Output the material beneath exactly, leaving nothing out.

═══ DATA LINES ═══

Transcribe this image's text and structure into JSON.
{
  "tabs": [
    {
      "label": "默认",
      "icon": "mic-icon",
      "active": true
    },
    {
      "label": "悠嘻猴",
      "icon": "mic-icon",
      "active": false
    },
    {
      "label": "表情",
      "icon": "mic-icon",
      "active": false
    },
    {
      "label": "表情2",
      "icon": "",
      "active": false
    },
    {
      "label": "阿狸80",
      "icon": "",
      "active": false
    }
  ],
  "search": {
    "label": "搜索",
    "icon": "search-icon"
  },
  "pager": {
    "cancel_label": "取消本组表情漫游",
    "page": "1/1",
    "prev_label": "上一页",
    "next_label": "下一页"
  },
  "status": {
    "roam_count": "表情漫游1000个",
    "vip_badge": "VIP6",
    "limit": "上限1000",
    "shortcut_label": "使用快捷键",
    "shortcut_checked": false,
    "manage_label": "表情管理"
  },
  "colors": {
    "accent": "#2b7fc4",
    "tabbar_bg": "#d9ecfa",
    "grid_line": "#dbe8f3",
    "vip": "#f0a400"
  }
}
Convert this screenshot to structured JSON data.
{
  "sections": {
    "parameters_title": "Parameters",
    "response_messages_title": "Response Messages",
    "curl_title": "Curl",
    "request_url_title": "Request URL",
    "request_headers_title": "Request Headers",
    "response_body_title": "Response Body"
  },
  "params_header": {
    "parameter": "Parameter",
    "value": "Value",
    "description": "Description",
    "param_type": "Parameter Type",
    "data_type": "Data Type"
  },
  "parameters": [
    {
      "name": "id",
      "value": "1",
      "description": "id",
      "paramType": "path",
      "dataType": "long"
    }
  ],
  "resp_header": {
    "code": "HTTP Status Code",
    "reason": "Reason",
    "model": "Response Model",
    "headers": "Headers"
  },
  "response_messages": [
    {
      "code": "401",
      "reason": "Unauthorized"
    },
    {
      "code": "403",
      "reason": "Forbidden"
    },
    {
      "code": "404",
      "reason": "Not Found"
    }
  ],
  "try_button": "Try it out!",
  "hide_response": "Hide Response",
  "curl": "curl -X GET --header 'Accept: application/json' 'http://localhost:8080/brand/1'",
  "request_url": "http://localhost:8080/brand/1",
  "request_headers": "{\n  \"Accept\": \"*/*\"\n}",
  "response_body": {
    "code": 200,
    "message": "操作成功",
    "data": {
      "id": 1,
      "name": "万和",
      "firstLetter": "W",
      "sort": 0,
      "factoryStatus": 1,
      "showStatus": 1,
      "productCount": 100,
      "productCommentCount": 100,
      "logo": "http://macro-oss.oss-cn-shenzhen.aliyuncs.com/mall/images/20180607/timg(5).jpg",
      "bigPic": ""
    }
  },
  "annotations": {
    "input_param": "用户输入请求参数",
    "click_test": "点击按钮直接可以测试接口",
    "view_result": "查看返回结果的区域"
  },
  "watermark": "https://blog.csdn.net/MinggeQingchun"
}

═══

ANSWER:
Transcribe this image's text and structure into JSON.
{
  "tabs": [
    {
      "label": "默认",
      "icon": "mic-icon",
      "active": true
    },
    {
      "label": "悠嘻猴",
      "icon": "mic-icon",
      "active": false
    },
    {
      "label": "表情",
      "icon": "mic-icon",
      "active": false
    },
    {
      "label": "表情2",
      "icon": "",
      "active": false
    },
    {
      "label": "阿狸80",
      "icon": "",
      "active": false
    }
  ],
  "search": {
    "label": "搜索",
    "icon": "search-icon"
  },
  "pager": {
    "cancel_label": "取消本组表情漫游",
    "page": "1/1",
    "prev_label": "上一页",
    "next_label": "下一页"
  },
  "status": {
    "roam_count": "表情漫游1000个",
    "vip_badge": "VIP6",
    "limit": "上限1000",
    "shortcut_label": "使用快捷键",
    "shortcut_checked": false,
    "manage_label": "表情管理"
  },
  "colors": {
    "accent": "#2b7fc4",
    "tabbar_bg": "#d9ecfa",
    "grid_line": "#dbe8f3",
    "vip": "#f0a400"
  }
}
Convert this screenshot to structured JSON data.
{
  "sections": {
    "parameters_title": "Parameters",
    "response_messages_title": "Response Messages",
    "curl_title": "Curl",
    "request_url_title": "Request URL",
    "request_headers_title": "Request Headers",
    "response_body_title": "Response Body"
  },
  "params_header": {
    "parameter": "Parameter",
    "value": "Value",
    "description": "Description",
    "param_type": "Parameter Type",
    "data_type": "Data Type"
  },
  "parameters": [
    {
      "name": "id",
      "value": "1",
      "description": "id",
      "paramType": "path",
      "dataType": "long"
    }
  ],
  "resp_header": {
    "code": "HTTP Status Code",
    "reason": "Reason",
    "model": "Response Model",
    "headers": "Headers"
  },
  "response_messages": [
    {
      "code": "401",
      "reason": "Unauthorized"
    },
    {
      "code": "403",
      "reason": "Forbidden"
    },
    {
      "code": "404",
      "reason": "Not Found"
    }
  ],
  "try_button": "Try it out!",
  "hide_response": "Hide Response",
  "curl": "curl -X GET --header 'Accept: application/json' 'http://localhost:8080/brand/1'",
  "request_url": "http://localhost:8080/brand/1",
  "request_headers": "{\n  \"Accept\": \"*/*\"\n}",
  "response_body": {
    "code": 200,
    "message": "操作成功",
    "data": {
      "id": 1,
      "name": "万和",
      "firstLetter": "W",
      "sort": 0,
      "factoryStatus": 1,
      "showStatus": 1,
      "productCount": 100,
      "productCommentCount": 100,
      "logo": "http://macro-oss.oss-cn-shenzhen.aliyuncs.com/mall/images/20180607/timg(5).jpg",
      "bigPic": ""
    }
  },
  "annotations": {
    "input_param": "用户输入请求参数",
    "click_test": "点击按钮直接可以测试接口",
    "view_result": "查看返回结果的区域"
  },
  "watermark": "https://blog.csdn.net/MinggeQingchun"
}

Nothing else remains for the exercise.